- _What to work on_
Each line containing the word "资料性附录" must be reported.

— START —

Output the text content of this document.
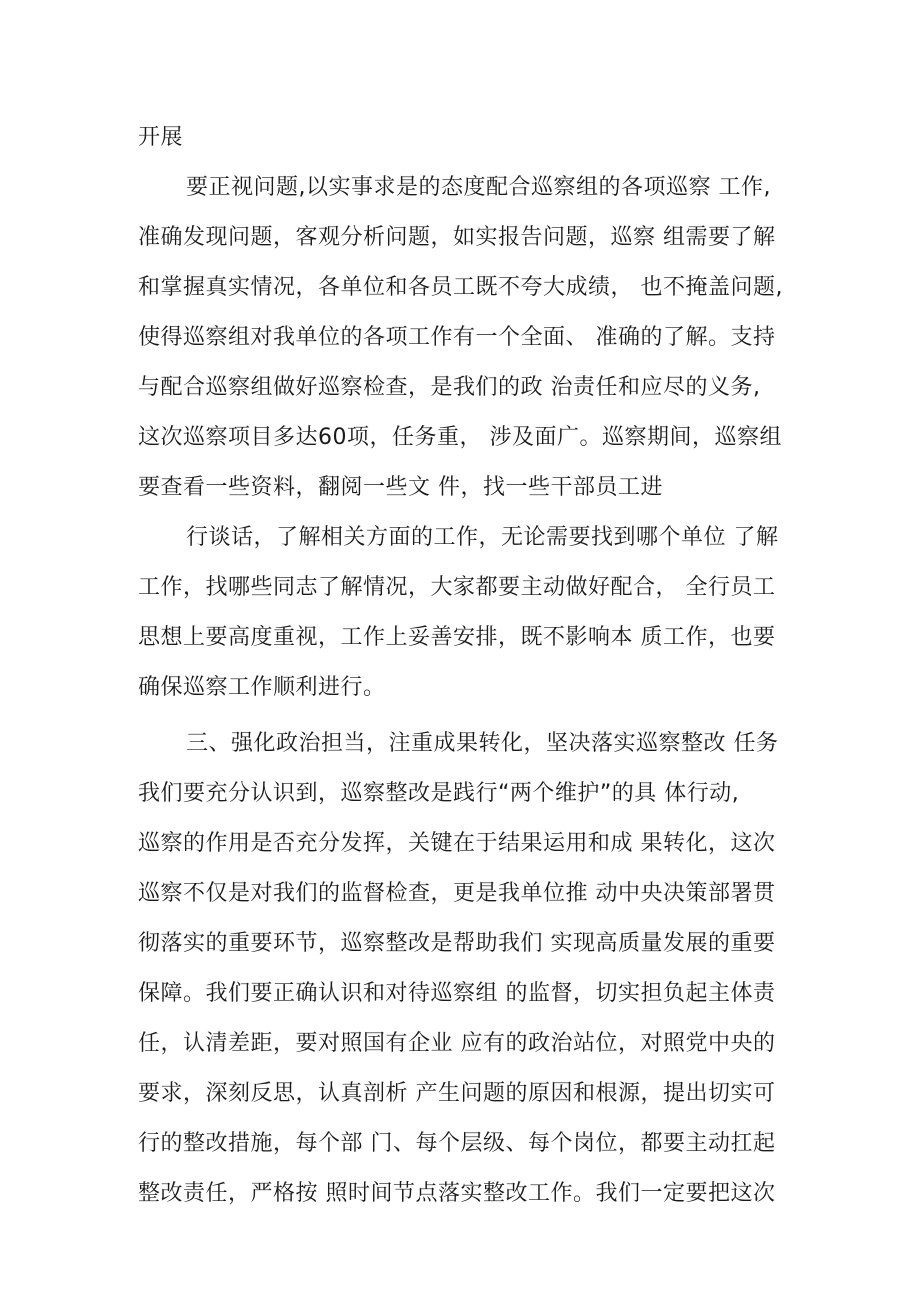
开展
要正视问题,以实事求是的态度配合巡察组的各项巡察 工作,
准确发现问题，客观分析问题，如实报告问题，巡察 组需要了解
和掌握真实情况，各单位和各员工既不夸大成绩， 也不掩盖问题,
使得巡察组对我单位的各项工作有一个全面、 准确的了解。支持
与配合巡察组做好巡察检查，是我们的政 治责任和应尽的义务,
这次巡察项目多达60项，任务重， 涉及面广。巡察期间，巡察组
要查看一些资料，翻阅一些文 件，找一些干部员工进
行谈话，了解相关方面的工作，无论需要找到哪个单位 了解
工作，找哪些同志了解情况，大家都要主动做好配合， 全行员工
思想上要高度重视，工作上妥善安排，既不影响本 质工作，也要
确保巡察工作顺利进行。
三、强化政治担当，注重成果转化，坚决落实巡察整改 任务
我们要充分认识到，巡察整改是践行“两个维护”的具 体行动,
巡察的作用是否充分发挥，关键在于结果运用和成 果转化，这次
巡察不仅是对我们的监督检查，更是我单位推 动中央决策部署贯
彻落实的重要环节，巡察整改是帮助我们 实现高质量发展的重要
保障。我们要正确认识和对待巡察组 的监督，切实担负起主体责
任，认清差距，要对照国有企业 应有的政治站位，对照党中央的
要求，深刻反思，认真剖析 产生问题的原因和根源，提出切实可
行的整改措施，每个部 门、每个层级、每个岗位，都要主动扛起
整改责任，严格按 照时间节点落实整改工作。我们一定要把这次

— END —
— START —

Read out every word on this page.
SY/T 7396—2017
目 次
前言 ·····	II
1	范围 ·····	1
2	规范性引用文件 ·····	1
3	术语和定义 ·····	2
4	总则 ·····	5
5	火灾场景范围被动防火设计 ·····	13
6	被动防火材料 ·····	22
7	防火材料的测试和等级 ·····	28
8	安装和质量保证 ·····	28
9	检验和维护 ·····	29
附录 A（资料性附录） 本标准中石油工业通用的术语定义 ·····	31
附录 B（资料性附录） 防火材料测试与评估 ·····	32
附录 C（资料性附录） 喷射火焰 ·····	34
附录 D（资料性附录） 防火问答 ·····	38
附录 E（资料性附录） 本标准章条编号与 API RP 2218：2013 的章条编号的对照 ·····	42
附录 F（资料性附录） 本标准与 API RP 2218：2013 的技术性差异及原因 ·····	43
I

— END —

- _Complete output_
附录 A（资料性附录） 本标准中石油工业通用的术语定义 ·····	31
附录 B（资料性附录） 防火材料测试与评估 ·····	32
附录 C（资料性附录） 喷射火焰 ·····	34
附录 D（资料性附录） 防火问答 ·····	38
附录 E（资料性附录） 本标准章条编号与 API RP 2218：2013 的章条编号的对照 ·····	42
附录 F（资料性附录） 本标准与 API RP 2218：2013 的技术性差异及原因 ·····	43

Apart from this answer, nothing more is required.